Your objective:
Copy out each line below that has the word "Horsehud" in it.

Information given:
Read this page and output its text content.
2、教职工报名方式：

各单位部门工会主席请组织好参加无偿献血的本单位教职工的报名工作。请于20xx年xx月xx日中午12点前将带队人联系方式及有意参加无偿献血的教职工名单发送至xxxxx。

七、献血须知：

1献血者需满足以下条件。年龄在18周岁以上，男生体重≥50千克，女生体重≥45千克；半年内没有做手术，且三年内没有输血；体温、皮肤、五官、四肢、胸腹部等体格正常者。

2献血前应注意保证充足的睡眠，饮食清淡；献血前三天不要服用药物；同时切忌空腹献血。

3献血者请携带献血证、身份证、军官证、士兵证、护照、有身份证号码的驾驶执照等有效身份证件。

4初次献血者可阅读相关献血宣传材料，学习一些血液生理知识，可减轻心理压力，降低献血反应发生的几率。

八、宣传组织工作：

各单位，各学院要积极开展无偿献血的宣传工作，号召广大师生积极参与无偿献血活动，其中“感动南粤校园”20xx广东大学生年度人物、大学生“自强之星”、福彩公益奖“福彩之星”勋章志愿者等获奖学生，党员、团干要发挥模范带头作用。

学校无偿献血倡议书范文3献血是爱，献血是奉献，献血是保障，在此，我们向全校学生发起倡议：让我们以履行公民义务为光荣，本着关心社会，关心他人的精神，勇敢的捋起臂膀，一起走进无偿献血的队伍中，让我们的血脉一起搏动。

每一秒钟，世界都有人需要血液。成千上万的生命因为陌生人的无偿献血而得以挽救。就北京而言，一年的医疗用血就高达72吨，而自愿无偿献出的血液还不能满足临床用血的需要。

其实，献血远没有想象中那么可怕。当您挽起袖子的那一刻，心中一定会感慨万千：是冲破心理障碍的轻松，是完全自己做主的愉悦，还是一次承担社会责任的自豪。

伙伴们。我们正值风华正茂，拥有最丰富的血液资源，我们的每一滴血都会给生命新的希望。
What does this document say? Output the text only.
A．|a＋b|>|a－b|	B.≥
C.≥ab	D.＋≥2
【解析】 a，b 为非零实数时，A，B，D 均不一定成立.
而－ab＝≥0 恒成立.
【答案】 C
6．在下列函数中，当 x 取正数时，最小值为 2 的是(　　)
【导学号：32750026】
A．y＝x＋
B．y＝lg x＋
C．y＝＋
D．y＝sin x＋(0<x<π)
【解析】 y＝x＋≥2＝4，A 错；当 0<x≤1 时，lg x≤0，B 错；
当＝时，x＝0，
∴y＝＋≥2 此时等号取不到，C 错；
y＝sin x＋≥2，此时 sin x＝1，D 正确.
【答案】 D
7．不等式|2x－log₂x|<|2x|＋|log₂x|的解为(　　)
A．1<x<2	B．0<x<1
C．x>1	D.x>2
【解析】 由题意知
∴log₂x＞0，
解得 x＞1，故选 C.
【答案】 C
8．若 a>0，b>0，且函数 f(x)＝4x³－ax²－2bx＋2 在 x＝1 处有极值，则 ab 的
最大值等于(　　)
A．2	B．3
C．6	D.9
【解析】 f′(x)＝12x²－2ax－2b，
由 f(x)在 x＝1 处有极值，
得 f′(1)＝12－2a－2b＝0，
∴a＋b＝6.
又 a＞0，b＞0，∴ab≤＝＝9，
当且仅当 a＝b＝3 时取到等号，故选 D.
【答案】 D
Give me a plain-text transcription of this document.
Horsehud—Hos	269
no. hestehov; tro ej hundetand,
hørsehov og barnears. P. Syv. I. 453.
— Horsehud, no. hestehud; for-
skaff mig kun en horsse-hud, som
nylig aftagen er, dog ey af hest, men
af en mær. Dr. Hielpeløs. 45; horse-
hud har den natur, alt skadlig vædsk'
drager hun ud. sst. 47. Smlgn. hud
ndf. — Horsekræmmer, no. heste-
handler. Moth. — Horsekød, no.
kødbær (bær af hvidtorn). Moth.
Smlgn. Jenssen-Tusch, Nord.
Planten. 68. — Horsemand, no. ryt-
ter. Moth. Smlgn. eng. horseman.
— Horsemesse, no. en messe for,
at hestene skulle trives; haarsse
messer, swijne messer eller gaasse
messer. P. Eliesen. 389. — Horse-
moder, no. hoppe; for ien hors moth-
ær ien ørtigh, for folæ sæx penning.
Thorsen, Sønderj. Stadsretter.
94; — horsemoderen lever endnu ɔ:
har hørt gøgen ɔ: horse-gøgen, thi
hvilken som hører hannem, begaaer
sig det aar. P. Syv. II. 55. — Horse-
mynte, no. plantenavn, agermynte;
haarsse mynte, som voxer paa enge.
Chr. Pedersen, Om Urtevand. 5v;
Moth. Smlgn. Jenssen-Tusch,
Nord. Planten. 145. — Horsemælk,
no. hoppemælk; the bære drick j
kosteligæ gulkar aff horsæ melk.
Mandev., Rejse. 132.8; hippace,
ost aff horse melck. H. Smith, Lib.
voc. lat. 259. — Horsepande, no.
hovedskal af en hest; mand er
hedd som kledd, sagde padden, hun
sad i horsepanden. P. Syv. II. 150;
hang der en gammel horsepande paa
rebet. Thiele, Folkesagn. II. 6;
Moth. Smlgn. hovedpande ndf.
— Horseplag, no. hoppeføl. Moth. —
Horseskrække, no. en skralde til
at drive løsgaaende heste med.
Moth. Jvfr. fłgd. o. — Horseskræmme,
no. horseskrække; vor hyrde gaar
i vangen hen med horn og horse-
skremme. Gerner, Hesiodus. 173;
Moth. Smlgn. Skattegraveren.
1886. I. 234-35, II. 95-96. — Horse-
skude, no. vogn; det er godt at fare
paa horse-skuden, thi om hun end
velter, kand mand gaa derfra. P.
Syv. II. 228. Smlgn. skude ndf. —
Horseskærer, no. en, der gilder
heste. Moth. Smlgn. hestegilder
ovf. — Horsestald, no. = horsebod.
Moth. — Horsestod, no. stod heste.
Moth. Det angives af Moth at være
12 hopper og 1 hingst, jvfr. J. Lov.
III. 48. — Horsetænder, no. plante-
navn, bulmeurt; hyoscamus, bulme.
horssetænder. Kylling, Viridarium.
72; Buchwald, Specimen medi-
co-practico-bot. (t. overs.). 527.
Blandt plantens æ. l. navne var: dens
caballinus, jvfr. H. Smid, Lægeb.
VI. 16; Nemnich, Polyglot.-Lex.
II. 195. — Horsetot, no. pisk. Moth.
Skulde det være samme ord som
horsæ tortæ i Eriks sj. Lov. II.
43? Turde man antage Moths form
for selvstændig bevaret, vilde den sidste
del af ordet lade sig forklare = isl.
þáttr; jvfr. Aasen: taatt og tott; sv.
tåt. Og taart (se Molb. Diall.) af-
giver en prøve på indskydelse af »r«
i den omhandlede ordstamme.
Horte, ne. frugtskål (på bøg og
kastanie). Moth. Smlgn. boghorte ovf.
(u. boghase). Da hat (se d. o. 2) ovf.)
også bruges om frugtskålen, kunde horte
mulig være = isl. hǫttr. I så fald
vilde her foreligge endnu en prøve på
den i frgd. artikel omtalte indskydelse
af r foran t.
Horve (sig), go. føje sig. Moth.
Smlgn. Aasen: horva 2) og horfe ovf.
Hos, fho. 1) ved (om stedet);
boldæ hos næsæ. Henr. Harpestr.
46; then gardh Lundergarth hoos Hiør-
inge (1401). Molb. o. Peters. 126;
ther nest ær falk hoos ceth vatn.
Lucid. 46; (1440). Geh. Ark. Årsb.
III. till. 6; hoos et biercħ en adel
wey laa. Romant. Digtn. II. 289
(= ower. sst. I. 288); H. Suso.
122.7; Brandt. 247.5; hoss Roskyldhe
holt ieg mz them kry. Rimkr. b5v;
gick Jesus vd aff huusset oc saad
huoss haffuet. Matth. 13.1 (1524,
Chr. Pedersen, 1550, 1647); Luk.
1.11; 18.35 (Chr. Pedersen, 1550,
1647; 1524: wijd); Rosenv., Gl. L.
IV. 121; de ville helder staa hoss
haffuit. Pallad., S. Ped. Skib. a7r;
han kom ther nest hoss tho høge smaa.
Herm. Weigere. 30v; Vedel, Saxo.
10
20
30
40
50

Task output:
Horsehud—Hos	269
— Horsehud, no. hestehud; for-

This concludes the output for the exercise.